==== RECORDS SHOWN ====

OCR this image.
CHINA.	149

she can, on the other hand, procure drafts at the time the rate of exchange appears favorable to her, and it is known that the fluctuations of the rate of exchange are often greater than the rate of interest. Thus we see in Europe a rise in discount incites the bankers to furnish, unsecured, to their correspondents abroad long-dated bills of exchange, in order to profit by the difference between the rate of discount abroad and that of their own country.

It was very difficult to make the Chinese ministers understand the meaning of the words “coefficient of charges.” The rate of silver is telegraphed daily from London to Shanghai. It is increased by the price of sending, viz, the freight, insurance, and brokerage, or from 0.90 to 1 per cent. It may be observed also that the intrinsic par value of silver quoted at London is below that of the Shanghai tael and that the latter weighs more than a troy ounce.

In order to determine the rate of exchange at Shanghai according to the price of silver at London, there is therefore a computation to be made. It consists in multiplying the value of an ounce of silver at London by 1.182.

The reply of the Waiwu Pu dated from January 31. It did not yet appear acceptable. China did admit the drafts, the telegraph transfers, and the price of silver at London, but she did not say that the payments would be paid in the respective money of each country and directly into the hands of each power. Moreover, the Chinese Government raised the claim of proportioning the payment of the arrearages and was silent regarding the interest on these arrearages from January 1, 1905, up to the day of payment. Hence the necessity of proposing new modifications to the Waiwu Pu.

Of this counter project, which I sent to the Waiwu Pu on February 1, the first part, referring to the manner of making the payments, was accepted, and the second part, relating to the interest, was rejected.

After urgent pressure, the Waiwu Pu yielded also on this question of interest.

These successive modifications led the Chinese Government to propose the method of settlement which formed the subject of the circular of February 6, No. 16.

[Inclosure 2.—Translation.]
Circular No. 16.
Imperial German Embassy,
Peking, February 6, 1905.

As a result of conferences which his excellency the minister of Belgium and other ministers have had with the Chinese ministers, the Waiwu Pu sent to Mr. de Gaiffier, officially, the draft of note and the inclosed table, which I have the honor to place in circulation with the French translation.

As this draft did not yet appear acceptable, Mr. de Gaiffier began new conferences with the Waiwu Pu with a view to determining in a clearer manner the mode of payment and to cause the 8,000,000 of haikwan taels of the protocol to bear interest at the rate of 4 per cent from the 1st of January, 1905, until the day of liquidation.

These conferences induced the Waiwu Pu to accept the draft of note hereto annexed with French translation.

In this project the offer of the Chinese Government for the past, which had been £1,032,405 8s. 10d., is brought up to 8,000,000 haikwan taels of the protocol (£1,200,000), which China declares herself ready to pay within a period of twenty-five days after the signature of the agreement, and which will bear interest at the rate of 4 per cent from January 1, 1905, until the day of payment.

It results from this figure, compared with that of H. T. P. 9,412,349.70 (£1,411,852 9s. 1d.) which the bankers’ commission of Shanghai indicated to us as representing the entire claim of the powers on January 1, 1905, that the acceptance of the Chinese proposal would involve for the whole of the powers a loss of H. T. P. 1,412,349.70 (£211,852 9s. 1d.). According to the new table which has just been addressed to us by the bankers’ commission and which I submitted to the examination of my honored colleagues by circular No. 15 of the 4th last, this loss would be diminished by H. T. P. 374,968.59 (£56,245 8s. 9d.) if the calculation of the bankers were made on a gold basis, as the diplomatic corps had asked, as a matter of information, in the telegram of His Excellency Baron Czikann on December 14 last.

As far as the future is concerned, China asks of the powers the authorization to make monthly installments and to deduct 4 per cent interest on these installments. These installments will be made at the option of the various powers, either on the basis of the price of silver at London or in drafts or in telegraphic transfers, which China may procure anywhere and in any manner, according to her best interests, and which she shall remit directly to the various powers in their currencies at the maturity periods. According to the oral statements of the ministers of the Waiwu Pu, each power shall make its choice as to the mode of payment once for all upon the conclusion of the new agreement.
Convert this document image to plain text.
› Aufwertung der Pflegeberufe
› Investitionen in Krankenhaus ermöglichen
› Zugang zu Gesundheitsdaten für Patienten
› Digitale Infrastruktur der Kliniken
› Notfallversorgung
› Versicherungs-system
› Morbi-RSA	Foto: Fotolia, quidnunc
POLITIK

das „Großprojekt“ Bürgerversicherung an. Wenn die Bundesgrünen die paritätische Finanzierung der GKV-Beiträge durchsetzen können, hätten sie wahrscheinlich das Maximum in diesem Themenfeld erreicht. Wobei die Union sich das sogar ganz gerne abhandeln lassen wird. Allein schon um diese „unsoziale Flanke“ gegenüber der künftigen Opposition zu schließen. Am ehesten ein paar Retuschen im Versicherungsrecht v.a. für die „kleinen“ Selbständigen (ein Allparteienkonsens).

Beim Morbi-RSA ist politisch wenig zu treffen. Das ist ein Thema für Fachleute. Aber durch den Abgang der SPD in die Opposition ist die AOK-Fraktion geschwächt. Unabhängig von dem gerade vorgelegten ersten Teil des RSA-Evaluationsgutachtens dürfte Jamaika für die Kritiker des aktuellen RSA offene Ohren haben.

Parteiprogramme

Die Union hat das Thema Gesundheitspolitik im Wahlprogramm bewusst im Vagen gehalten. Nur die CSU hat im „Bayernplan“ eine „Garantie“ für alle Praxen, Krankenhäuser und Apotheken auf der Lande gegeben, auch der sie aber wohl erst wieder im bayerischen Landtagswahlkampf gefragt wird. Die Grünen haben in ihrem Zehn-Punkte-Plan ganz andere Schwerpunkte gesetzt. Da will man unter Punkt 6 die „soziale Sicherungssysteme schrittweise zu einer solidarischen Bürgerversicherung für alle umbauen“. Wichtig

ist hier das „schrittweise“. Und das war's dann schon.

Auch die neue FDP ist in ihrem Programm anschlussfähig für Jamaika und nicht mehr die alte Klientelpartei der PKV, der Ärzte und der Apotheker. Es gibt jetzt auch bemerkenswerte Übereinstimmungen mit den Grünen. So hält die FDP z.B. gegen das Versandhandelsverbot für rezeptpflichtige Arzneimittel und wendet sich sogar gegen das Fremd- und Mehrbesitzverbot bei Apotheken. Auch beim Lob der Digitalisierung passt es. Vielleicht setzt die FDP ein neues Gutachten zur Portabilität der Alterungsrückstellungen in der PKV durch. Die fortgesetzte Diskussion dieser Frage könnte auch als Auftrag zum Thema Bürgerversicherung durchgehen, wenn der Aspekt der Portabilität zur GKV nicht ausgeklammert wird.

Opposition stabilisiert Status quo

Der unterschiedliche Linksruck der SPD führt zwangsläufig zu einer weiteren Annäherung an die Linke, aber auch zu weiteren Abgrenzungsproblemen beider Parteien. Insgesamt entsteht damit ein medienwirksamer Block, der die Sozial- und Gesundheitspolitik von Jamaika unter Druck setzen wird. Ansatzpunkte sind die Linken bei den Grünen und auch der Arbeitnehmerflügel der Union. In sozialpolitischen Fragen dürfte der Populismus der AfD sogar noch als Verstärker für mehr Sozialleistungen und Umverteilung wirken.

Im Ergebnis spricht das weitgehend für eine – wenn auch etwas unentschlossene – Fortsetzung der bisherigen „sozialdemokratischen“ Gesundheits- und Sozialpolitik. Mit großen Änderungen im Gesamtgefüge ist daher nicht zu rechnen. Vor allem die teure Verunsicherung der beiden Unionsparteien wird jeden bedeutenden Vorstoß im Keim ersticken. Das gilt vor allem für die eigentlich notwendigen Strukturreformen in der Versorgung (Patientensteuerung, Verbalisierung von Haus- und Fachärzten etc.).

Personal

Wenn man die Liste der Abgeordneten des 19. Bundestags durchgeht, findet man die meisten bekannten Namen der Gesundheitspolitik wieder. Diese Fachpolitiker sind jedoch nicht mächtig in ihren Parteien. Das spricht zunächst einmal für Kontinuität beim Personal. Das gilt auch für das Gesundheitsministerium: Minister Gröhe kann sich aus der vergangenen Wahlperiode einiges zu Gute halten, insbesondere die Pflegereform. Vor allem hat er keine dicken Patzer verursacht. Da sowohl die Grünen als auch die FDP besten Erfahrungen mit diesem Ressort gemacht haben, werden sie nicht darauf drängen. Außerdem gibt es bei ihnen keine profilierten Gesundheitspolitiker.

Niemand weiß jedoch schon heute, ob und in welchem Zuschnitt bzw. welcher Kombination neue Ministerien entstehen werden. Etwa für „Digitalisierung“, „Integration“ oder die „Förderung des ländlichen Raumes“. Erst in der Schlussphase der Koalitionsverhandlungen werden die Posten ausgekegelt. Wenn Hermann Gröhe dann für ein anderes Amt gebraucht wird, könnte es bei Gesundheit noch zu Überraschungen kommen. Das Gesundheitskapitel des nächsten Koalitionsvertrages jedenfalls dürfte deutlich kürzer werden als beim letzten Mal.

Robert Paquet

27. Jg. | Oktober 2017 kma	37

====

DO THIS
Find the word "than" in the entries, and copy every line it shows up in.

FINAL RESULT
she can, on the other hand, procure drafts at the time the rate of exchange appears favorable to her, and it is known that the fluctuations of the rate of exchange are often greater than the rate of interest. Thus we see in Europe a rise in discount incites the bankers to furnish, unsecured, to their correspondents abroad long-dated bills of exchange, in order to profit by the difference between the rate of discount abroad and that of their own country.
It was very difficult to make the Chinese ministers understand the meaning of the words “coefficient of charges.” The rate of silver is telegraphed daily from London to Shanghai. It is increased by the price of sending, viz, the freight, insurance, and brokerage, or from 0.90 to 1 per cent. It may be observed also that the intrinsic par value of silver quoted at London is below that of the Shanghai tael and that the latter weighs more than a troy ounce.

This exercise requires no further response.